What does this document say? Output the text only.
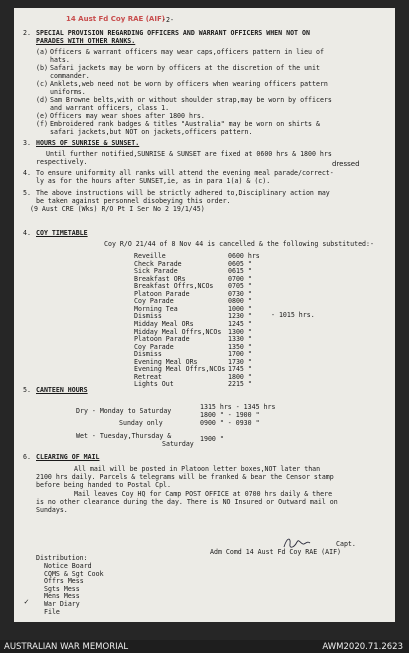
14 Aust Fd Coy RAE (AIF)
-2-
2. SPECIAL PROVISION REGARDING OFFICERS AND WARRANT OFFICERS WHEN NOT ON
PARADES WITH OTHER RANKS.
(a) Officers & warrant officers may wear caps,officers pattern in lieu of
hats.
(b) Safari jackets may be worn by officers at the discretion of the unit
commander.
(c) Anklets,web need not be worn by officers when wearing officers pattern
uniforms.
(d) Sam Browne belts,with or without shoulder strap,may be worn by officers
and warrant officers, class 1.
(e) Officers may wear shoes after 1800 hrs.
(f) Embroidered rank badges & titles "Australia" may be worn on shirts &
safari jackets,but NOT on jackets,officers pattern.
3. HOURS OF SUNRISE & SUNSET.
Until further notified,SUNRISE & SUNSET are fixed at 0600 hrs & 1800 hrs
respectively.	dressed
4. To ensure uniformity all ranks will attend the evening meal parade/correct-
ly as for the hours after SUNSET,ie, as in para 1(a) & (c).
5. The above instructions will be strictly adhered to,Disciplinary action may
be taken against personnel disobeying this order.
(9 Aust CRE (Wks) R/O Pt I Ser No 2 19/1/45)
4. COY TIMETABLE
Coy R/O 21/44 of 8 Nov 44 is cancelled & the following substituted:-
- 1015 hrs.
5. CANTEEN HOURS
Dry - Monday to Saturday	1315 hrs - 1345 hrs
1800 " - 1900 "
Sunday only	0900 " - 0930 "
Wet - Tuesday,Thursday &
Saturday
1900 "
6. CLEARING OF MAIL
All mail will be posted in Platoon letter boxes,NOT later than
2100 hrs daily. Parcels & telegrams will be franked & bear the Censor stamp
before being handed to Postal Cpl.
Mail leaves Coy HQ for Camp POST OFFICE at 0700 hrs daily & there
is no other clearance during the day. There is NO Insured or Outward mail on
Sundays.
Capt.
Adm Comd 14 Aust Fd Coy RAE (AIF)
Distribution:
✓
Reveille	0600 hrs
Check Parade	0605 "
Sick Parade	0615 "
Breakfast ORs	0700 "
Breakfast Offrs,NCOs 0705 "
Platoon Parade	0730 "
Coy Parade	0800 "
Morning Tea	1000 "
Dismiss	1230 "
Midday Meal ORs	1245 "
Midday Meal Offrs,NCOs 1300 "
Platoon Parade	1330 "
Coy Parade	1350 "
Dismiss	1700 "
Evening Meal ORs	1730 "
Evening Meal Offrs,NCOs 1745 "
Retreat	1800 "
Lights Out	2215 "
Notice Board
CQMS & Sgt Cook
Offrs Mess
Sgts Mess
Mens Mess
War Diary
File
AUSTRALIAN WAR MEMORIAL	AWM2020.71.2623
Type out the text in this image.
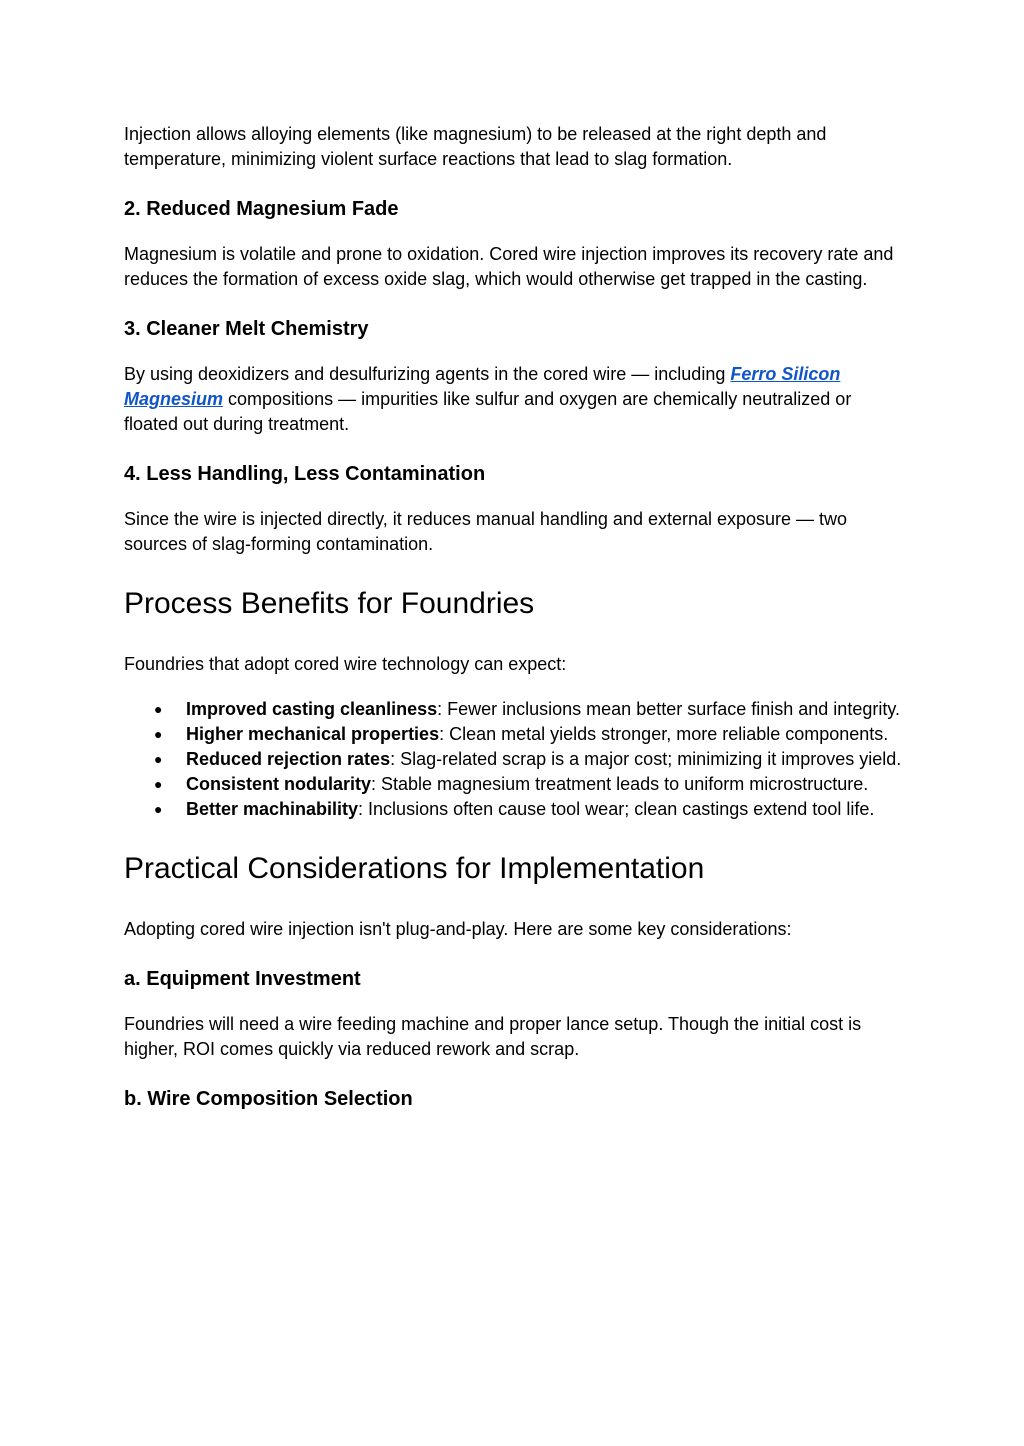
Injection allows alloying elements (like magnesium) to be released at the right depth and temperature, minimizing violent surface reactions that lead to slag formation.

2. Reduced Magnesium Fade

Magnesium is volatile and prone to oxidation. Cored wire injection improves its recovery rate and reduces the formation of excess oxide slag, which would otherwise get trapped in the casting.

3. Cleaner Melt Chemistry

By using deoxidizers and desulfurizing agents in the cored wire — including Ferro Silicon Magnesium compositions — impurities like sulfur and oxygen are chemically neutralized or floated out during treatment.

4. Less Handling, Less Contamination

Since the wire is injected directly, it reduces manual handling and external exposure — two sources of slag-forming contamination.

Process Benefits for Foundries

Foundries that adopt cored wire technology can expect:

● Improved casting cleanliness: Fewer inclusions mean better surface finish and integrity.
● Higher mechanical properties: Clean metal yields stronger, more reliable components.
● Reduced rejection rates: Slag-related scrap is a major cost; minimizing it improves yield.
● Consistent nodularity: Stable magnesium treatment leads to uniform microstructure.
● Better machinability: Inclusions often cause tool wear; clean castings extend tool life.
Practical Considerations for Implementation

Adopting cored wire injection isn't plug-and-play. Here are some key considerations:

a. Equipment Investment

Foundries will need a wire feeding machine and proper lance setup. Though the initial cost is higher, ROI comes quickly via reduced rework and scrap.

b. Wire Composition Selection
=======
> Exercise task
Using the entries above, return each line in which the word "will" occurs.

> Output of the task
4. To ensure uniformity all ranks will attend the evening meal parade/correct-
5. The above instructions will be strictly adhered to,Disciplinary action may
All mail will be posted in Platoon letter boxes,NOT later than
2100 hrs daily. Parcels & telegrams will be franked & bear the Censor stamp
Foundries will need a wire feeding machine and proper lance setup. Though the initial cost is higher, ROI comes quickly via reduced rework and scrap.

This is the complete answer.